Repeat, exactly and in full, the lines of the listing below, but without any pictures.

--- BEGIN GIVEN DATA ---

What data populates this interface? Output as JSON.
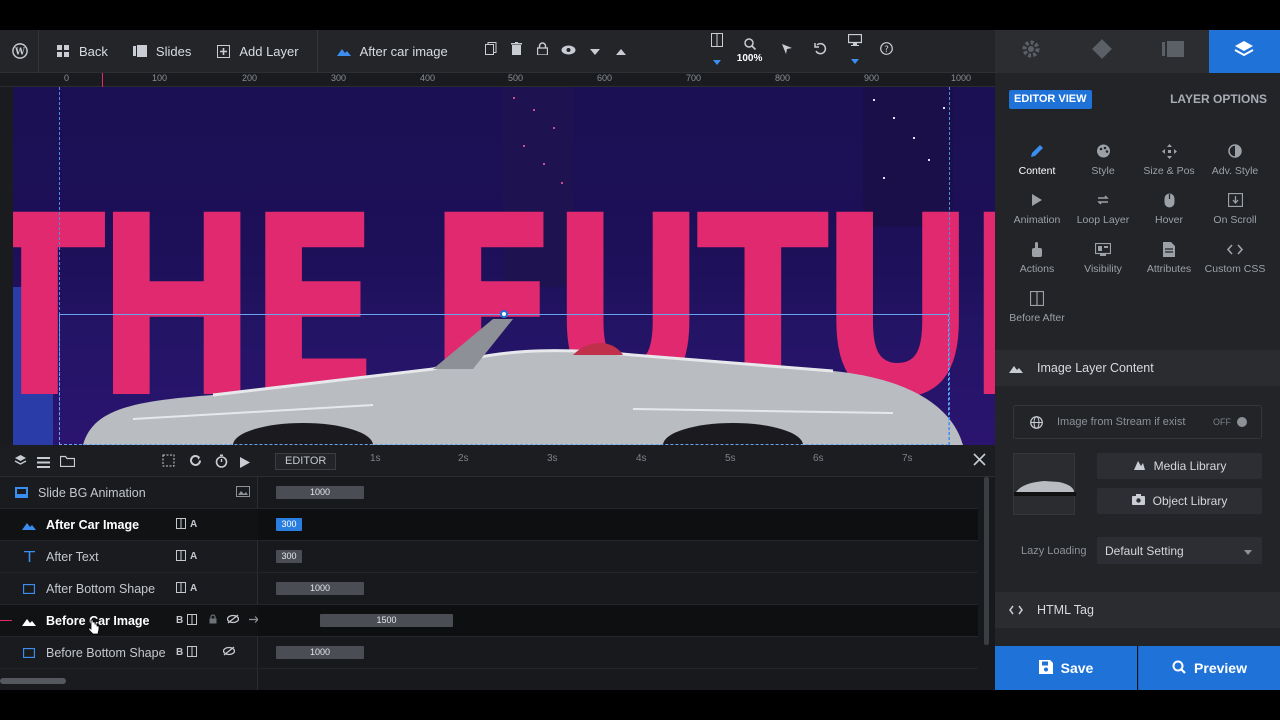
{
  "toolbar": {
    "back_label": "Back",
    "slides_label": "Slides",
    "add_layer_label": "Add Layer",
    "current_layer": "After car image",
    "zoom": "100%"
  },
  "ruler": {
    "ticks": [
      "0",
      "100",
      "200",
      "300",
      "400",
      "500",
      "600",
      "700",
      "800",
      "900",
      "1000"
    ]
  },
  "canvas": {
    "headline": "THE FUTURE"
  },
  "timeline": {
    "mode_label": "EDITOR",
    "time_marks": [
      "1s",
      "2s",
      "3s",
      "4s",
      "5s",
      "6s",
      "7s"
    ],
    "layers": [
      {
        "name": "Slide BG Animation",
        "bar_value": "1000",
        "badge": ""
      },
      {
        "name": "After Car Image",
        "bar_value": "300",
        "badge": "A"
      },
      {
        "name": "After Text",
        "bar_value": "300",
        "badge": "A"
      },
      {
        "name": "After Bottom Shape",
        "bar_value": "1000",
        "badge": "A"
      },
      {
        "name": "Before Car Image",
        "bar_value": "1500",
        "badge": "B"
      },
      {
        "name": "Before Bottom Shape",
        "bar_value": "1000",
        "badge": "B"
      }
    ]
  },
  "panel": {
    "editor_view": "EDITOR VIEW",
    "layer_options": "LAYER OPTIONS",
    "options": [
      {
        "label": "Content",
        "icon": "pencil-icon"
      },
      {
        "label": "Style",
        "icon": "palette-icon"
      },
      {
        "label": "Size & Pos",
        "icon": "move-icon"
      },
      {
        "label": "Adv. Style",
        "icon": "contrast-icon"
      },
      {
        "label": "Animation",
        "icon": "play-icon"
      },
      {
        "label": "Loop Layer",
        "icon": "loop-icon"
      },
      {
        "label": "Hover",
        "icon": "mouse-icon"
      },
      {
        "label": "On Scroll",
        "icon": "scroll-icon"
      },
      {
        "label": "Actions",
        "icon": "hand-icon"
      },
      {
        "label": "Visibility",
        "icon": "visibility-icon"
      },
      {
        "label": "Attributes",
        "icon": "document-icon"
      },
      {
        "label": "Custom CSS",
        "icon": "code-icon"
      },
      {
        "label": "Before After",
        "icon": "before-after-icon"
      }
    ],
    "image_section_title": "Image Layer Content",
    "stream_label": "Image from Stream if exist",
    "stream_toggle": "OFF",
    "media_library": "Media Library",
    "object_library": "Object Library",
    "lazy_label": "Lazy Loading",
    "lazy_value": "Default Setting",
    "html_tag_title": "HTML Tag",
    "save_label": "Save",
    "preview_label": "Preview"
  },
  "colors": {
    "accent": "#1f73d8",
    "headline": "#e0296e",
    "canvas_bg": "#1d0f58"
  }
}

--- END GIVEN DATA ---

→ RESULT BELOW:
What data populates this interface? Output as JSON.
{
  "toolbar": {
    "back_label": "Back",
    "slides_label": "Slides",
    "add_layer_label": "Add Layer",
    "current_layer": "After car image",
    "zoom": "100%"
  },
  "ruler": {
    "ticks": [
      "0",
      "100",
      "200",
      "300",
      "400",
      "500",
      "600",
      "700",
      "800",
      "900",
      "1000"
    ]
  },
  "canvas": {
    "headline": "THE FUTURE"
  },
  "timeline": {
    "mode_label": "EDITOR",
    "time_marks": [
      "1s",
      "2s",
      "3s",
      "4s",
      "5s",
      "6s",
      "7s"
    ],
    "layers": [
      {
        "name": "Slide BG Animation",
        "bar_value": "1000",
        "badge": ""
      },
      {
        "name": "After Car Image",
        "bar_value": "300",
        "badge": "A"
      },
      {
        "name": "After Text",
        "bar_value": "300",
        "badge": "A"
      },
      {
        "name": "After Bottom Shape",
        "bar_value": "1000",
        "badge": "A"
      },
      {
        "name": "Before Car Image",
        "bar_value": "1500",
        "badge": "B"
      },
      {
        "name": "Before Bottom Shape",
        "bar_value": "1000",
        "badge": "B"
      }
    ]
  },
  "panel": {
    "editor_view": "EDITOR VIEW",
    "layer_options": "LAYER OPTIONS",
    "options": [
      {
        "label": "Content",
        "icon": "pencil-icon"
      },
      {
        "label": "Style",
        "icon": "palette-icon"
      },
      {
        "label": "Size & Pos",
        "icon": "move-icon"
      },
      {
        "label": "Adv. Style",
        "icon": "contrast-icon"
      },
      {
        "label": "Animation",
        "icon": "play-icon"
      },
      {
        "label": "Loop Layer",
        "icon": "loop-icon"
      },
      {
        "label": "Hover",
        "icon": "mouse-icon"
      },
      {
        "label": "On Scroll",
        "icon": "scroll-icon"
      },
      {
        "label": "Actions",
        "icon": "hand-icon"
      },
      {
        "label": "Visibility",
        "icon": "visibility-icon"
      },
      {
        "label": "Attributes",
        "icon": "document-icon"
      },
      {
        "label": "Custom CSS",
        "icon": "code-icon"
      },
      {
        "label": "Before After",
        "icon": "before-after-icon"
      }
    ],
    "image_section_title": "Image Layer Content",
    "stream_label": "Image from Stream if exist",
    "stream_toggle": "OFF",
    "media_library": "Media Library",
    "object_library": "Object Library",
    "lazy_label": "Lazy Loading",
    "lazy_value": "Default Setting",
    "html_tag_title": "HTML Tag",
    "save_label": "Save",
    "preview_label": "Preview"
  },
  "colors": {
    "accent": "#1f73d8",
    "headline": "#e0296e",
    "canvas_bg": "#1d0f58"
  }
}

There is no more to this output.